Directions :: Word for word, copy all the data and drop the pictures.

[Dataset records on visual material]
=-=-=

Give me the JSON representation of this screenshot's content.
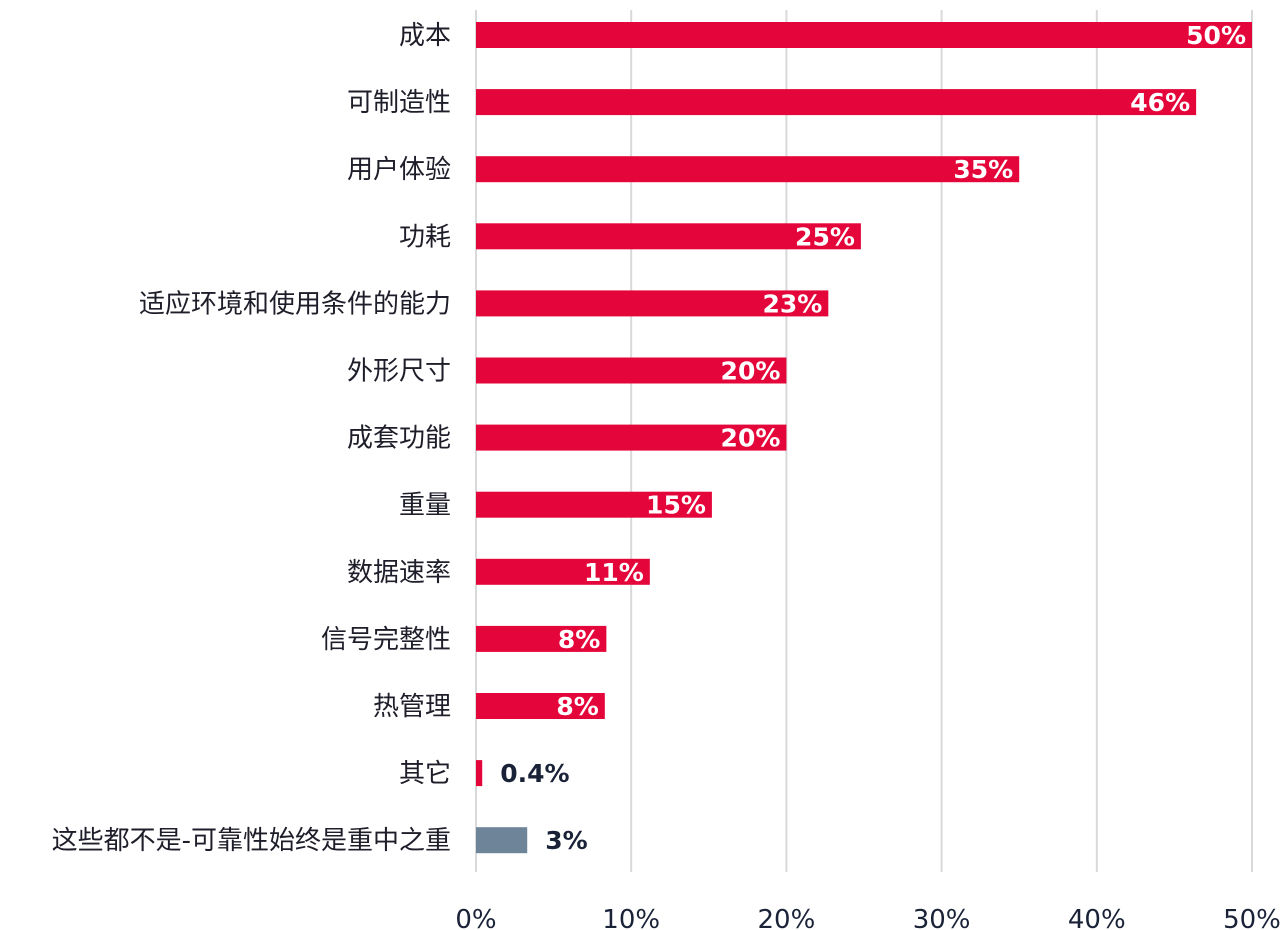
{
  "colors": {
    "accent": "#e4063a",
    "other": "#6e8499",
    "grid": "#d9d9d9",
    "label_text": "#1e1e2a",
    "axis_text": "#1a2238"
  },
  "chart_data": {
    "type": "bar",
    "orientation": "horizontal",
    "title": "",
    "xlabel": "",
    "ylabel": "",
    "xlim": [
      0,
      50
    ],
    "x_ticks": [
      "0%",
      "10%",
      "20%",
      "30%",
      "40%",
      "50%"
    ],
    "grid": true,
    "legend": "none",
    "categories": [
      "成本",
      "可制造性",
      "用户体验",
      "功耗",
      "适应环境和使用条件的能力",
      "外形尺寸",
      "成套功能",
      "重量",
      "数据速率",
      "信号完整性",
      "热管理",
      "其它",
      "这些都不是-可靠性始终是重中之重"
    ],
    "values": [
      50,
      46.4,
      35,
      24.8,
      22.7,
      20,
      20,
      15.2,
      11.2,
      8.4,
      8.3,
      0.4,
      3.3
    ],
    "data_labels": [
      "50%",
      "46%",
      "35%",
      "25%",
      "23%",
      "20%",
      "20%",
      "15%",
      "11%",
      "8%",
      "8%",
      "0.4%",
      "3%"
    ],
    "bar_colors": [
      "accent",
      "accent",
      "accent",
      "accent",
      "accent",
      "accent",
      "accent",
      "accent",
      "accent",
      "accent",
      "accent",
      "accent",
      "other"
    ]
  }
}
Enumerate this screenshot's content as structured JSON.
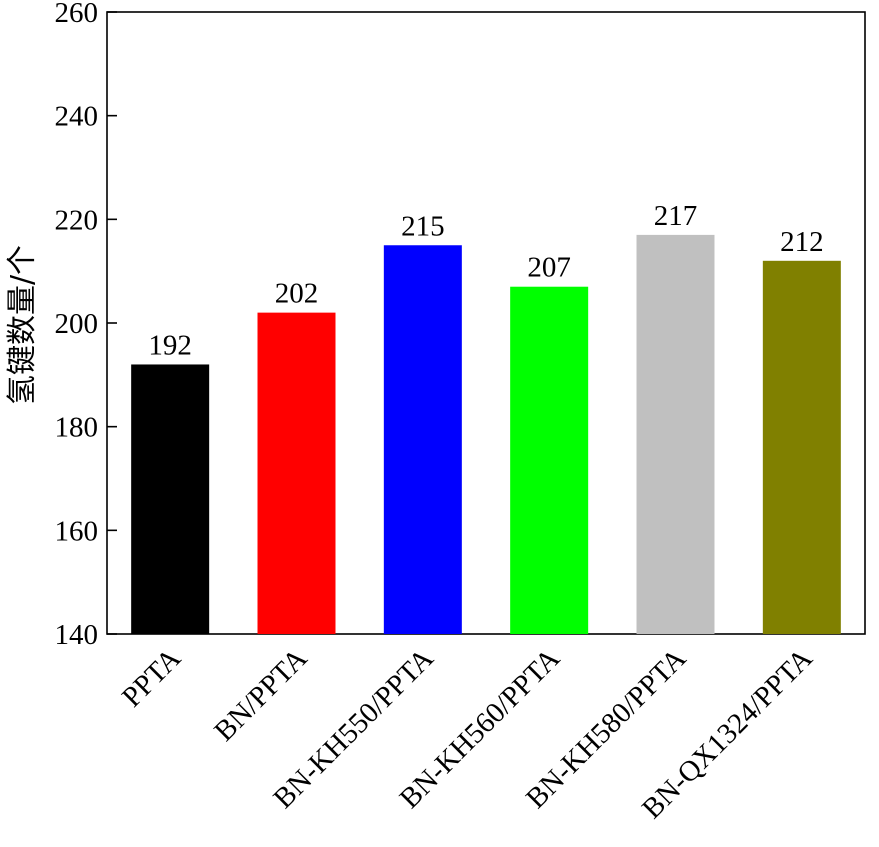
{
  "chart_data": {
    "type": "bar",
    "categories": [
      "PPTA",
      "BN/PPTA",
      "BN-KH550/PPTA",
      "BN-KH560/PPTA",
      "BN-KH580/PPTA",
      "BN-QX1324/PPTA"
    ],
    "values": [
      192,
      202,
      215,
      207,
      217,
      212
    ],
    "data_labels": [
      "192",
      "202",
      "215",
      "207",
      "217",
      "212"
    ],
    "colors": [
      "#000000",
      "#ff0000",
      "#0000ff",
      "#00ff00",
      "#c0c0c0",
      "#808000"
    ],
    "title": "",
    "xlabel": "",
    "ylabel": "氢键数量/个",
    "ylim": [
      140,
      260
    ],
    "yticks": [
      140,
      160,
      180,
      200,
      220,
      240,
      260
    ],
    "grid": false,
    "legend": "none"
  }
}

=-=-=

Problem solution ::
Give me the JSON representation of this screenshot's content.
{
  "colors": {
    "accent": "#e4063a",
    "other": "#6e8499",
    "grid": "#d9d9d9",
    "label_text": "#1e1e2a",
    "axis_text": "#1a2238"
  },
  "chart_data": {
    "type": "bar",
    "orientation": "horizontal",
    "title": "",
    "xlabel": "",
    "ylabel": "",
    "xlim": [
      0,
      50
    ],
    "x_ticks": [
      "0%",
      "10%",
      "20%",
      "30%",
      "40%",
      "50%"
    ],
    "grid": true,
    "legend": "none",
    "categories": [
      "成本",
      "可制造性",
      "用户体验",
      "功耗",
      "适应环境和使用条件的能力",
      "外形尺寸",
      "成套功能",
      "重量",
      "数据速率",
      "信号完整性",
      "热管理",
      "其它",
      "这些都不是-可靠性始终是重中之重"
    ],
    "values": [
      50,
      46.4,
      35,
      24.8,
      22.7,
      20,
      20,
      15.2,
      11.2,
      8.4,
      8.3,
      0.4,
      3.3
    ],
    "data_labels": [
      "50%",
      "46%",
      "35%",
      "25%",
      "23%",
      "20%",
      "20%",
      "15%",
      "11%",
      "8%",
      "8%",
      "0.4%",
      "3%"
    ],
    "bar_colors": [
      "accent",
      "accent",
      "accent",
      "accent",
      "accent",
      "accent",
      "accent",
      "accent",
      "accent",
      "accent",
      "accent",
      "accent",
      "other"
    ]
  }
}
Enumerate this screenshot's content as structured JSON.
{
  "chart_data": {
    "type": "bar",
    "categories": [
      "PPTA",
      "BN/PPTA",
      "BN-KH550/PPTA",
      "BN-KH560/PPTA",
      "BN-KH580/PPTA",
      "BN-QX1324/PPTA"
    ],
    "values": [
      192,
      202,
      215,
      207,
      217,
      212
    ],
    "data_labels": [
      "192",
      "202",
      "215",
      "207",
      "217",
      "212"
    ],
    "colors": [
      "#000000",
      "#ff0000",
      "#0000ff",
      "#00ff00",
      "#c0c0c0",
      "#808000"
    ],
    "title": "",
    "xlabel": "",
    "ylabel": "氢键数量/个",
    "ylim": [
      140,
      260
    ],
    "yticks": [
      140,
      160,
      180,
      200,
      220,
      240,
      260
    ],
    "grid": false,
    "legend": "none"
  }
}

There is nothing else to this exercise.